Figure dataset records
· · · · · · ·

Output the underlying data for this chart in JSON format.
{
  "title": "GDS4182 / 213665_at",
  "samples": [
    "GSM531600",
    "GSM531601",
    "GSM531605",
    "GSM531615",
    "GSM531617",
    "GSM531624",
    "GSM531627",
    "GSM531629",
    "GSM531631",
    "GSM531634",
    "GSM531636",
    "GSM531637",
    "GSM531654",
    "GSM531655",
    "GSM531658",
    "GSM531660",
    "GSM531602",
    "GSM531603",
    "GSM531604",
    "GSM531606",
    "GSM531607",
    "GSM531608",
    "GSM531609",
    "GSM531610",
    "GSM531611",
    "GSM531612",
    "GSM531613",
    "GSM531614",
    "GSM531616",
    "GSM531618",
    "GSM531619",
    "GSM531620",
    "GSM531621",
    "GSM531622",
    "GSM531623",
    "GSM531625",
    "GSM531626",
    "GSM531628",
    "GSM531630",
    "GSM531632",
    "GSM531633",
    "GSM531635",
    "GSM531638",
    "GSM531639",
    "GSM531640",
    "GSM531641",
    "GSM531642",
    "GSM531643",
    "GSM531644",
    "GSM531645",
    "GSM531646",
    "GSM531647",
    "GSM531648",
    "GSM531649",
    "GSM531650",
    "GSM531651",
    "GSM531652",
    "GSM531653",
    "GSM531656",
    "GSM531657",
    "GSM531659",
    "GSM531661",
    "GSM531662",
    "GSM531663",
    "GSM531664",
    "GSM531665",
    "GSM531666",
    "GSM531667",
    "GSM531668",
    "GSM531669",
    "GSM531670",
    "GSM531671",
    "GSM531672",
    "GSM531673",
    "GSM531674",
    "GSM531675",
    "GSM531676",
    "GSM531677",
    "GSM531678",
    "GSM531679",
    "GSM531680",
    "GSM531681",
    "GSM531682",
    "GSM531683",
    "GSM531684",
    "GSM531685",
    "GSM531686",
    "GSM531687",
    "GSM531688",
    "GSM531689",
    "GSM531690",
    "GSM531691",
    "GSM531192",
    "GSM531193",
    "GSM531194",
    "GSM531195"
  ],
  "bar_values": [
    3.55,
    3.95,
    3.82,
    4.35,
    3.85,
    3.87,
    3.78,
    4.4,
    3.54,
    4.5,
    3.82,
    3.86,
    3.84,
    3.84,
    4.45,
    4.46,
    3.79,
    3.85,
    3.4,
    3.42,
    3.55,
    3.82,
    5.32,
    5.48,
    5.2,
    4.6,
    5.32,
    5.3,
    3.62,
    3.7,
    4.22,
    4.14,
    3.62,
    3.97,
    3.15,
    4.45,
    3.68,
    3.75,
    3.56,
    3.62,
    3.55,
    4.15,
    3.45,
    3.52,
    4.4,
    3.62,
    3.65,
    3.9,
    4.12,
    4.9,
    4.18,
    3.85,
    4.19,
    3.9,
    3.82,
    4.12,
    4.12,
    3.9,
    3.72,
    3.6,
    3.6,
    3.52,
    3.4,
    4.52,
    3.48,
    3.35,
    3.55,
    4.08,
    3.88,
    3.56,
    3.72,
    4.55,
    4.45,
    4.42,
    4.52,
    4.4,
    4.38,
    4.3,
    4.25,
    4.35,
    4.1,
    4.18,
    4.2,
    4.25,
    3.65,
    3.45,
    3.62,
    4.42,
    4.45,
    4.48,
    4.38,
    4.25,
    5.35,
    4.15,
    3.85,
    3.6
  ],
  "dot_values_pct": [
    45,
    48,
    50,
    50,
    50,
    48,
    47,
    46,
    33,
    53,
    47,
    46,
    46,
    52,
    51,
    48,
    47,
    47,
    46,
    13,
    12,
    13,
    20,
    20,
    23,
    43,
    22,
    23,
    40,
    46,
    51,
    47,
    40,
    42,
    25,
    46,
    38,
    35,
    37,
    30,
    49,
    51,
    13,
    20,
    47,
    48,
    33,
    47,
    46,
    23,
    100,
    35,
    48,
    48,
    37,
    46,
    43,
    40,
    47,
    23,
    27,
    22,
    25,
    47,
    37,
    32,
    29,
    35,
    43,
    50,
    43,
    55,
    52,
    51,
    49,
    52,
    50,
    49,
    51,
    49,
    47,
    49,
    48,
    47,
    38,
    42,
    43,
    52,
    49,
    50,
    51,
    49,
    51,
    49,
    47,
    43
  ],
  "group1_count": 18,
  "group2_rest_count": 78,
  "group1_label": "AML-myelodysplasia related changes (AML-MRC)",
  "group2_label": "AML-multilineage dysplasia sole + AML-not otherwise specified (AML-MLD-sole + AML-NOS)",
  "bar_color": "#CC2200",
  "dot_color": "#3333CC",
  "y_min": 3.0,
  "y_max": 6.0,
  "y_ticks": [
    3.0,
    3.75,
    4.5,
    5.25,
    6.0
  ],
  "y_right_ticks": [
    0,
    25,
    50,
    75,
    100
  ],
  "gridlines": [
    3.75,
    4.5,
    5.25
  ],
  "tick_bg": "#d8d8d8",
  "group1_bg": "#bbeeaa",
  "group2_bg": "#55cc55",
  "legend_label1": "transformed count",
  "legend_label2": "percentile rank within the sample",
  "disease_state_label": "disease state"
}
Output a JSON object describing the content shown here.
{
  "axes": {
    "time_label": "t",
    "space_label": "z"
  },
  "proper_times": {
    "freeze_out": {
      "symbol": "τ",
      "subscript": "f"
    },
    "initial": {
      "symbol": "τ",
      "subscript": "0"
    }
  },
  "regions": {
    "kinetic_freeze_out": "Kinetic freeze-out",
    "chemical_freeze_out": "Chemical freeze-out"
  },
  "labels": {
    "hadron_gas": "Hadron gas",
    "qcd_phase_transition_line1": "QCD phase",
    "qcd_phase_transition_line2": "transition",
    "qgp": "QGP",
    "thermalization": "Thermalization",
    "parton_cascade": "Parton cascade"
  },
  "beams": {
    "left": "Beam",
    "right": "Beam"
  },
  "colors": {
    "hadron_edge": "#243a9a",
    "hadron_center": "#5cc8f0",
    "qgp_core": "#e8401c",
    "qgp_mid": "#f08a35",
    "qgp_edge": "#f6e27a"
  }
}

· · · · · · ·

TASK TO COMPLETE
Write out every record, exactly as written.

FULL ANSWER
Output the underlying data for this chart in JSON format.
{
  "title": "GDS4182 / 213665_at",
  "samples": [
    "GSM531600",
    "GSM531601",
    "GSM531605",
    "GSM531615",
    "GSM531617",
    "GSM531624",
    "GSM531627",
    "GSM531629",
    "GSM531631",
    "GSM531634",
    "GSM531636",
    "GSM531637",
    "GSM531654",
    "GSM531655",
    "GSM531658",
    "GSM531660",
    "GSM531602",
    "GSM531603",
    "GSM531604",
    "GSM531606",
    "GSM531607",
    "GSM531608",
    "GSM531609",
    "GSM531610",
    "GSM531611",
    "GSM531612",
    "GSM531613",
    "GSM531614",
    "GSM531616",
    "GSM531618",
    "GSM531619",
    "GSM531620",
    "GSM531621",
    "GSM531622",
    "GSM531623",
    "GSM531625",
    "GSM531626",
    "GSM531628",
    "GSM531630",
    "GSM531632",
    "GSM531633",
    "GSM531635",
    "GSM531638",
    "GSM531639",
    "GSM531640",
    "GSM531641",
    "GSM531642",
    "GSM531643",
    "GSM531644",
    "GSM531645",
    "GSM531646",
    "GSM531647",
    "GSM531648",
    "GSM531649",
    "GSM531650",
    "GSM531651",
    "GSM531652",
    "GSM531653",
    "GSM531656",
    "GSM531657",
    "GSM531659",
    "GSM531661",
    "GSM531662",
    "GSM531663",
    "GSM531664",
    "GSM531665",
    "GSM531666",
    "GSM531667",
    "GSM531668",
    "GSM531669",
    "GSM531670",
    "GSM531671",
    "GSM531672",
    "GSM531673",
    "GSM531674",
    "GSM531675",
    "GSM531676",
    "GSM531677",
    "GSM531678",
    "GSM531679",
    "GSM531680",
    "GSM531681",
    "GSM531682",
    "GSM531683",
    "GSM531684",
    "GSM531685",
    "GSM531686",
    "GSM531687",
    "GSM531688",
    "GSM531689",
    "GSM531690",
    "GSM531691",
    "GSM531192",
    "GSM531193",
    "GSM531194",
    "GSM531195"
  ],
  "bar_values": [
    3.55,
    3.95,
    3.82,
    4.35,
    3.85,
    3.87,
    3.78,
    4.4,
    3.54,
    4.5,
    3.82,
    3.86,
    3.84,
    3.84,
    4.45,
    4.46,
    3.79,
    3.85,
    3.4,
    3.42,
    3.55,
    3.82,
    5.32,
    5.48,
    5.2,
    4.6,
    5.32,
    5.3,
    3.62,
    3.7,
    4.22,
    4.14,
    3.62,
    3.97,
    3.15,
    4.45,
    3.68,
    3.75,
    3.56,
    3.62,
    3.55,
    4.15,
    3.45,
    3.52,
    4.4,
    3.62,
    3.65,
    3.9,
    4.12,
    4.9,
    4.18,
    3.85,
    4.19,
    3.9,
    3.82,
    4.12,
    4.12,
    3.9,
    3.72,
    3.6,
    3.6,
    3.52,
    3.4,
    4.52,
    3.48,
    3.35,
    3.55,
    4.08,
    3.88,
    3.56,
    3.72,
    4.55,
    4.45,
    4.42,
    4.52,
    4.4,
    4.38,
    4.3,
    4.25,
    4.35,
    4.1,
    4.18,
    4.2,
    4.25,
    3.65,
    3.45,
    3.62,
    4.42,
    4.45,
    4.48,
    4.38,
    4.25,
    5.35,
    4.15,
    3.85,
    3.6
  ],
  "dot_values_pct": [
    45,
    48,
    50,
    50,
    50,
    48,
    47,
    46,
    33,
    53,
    47,
    46,
    46,
    52,
    51,
    48,
    47,
    47,
    46,
    13,
    12,
    13,
    20,
    20,
    23,
    43,
    22,
    23,
    40,
    46,
    51,
    47,
    40,
    42,
    25,
    46,
    38,
    35,
    37,
    30,
    49,
    51,
    13,
    20,
    47,
    48,
    33,
    47,
    46,
    23,
    100,
    35,
    48,
    48,
    37,
    46,
    43,
    40,
    47,
    23,
    27,
    22,
    25,
    47,
    37,
    32,
    29,
    35,
    43,
    50,
    43,
    55,
    52,
    51,
    49,
    52,
    50,
    49,
    51,
    49,
    47,
    49,
    48,
    47,
    38,
    42,
    43,
    52,
    49,
    50,
    51,
    49,
    51,
    49,
    47,
    43
  ],
  "group1_count": 18,
  "group2_rest_count": 78,
  "group1_label": "AML-myelodysplasia related changes (AML-MRC)",
  "group2_label": "AML-multilineage dysplasia sole + AML-not otherwise specified (AML-MLD-sole + AML-NOS)",
  "bar_color": "#CC2200",
  "dot_color": "#3333CC",
  "y_min": 3.0,
  "y_max": 6.0,
  "y_ticks": [
    3.0,
    3.75,
    4.5,
    5.25,
    6.0
  ],
  "y_right_ticks": [
    0,
    25,
    50,
    75,
    100
  ],
  "gridlines": [
    3.75,
    4.5,
    5.25
  ],
  "tick_bg": "#d8d8d8",
  "group1_bg": "#bbeeaa",
  "group2_bg": "#55cc55",
  "legend_label1": "transformed count",
  "legend_label2": "percentile rank within the sample",
  "disease_state_label": "disease state"
}
Output a JSON object describing the content shown here.
{
  "axes": {
    "time_label": "t",
    "space_label": "z"
  },
  "proper_times": {
    "freeze_out": {
      "symbol": "τ",
      "subscript": "f"
    },
    "initial": {
      "symbol": "τ",
      "subscript": "0"
    }
  },
  "regions": {
    "kinetic_freeze_out": "Kinetic freeze-out",
    "chemical_freeze_out": "Chemical freeze-out"
  },
  "labels": {
    "hadron_gas": "Hadron gas",
    "qcd_phase_transition_line1": "QCD phase",
    "qcd_phase_transition_line2": "transition",
    "qgp": "QGP",
    "thermalization": "Thermalization",
    "parton_cascade": "Parton cascade"
  },
  "beams": {
    "left": "Beam",
    "right": "Beam"
  },
  "colors": {
    "hadron_edge": "#243a9a",
    "hadron_center": "#5cc8f0",
    "qgp_core": "#e8401c",
    "qgp_mid": "#f08a35",
    "qgp_edge": "#f6e27a"
  }
}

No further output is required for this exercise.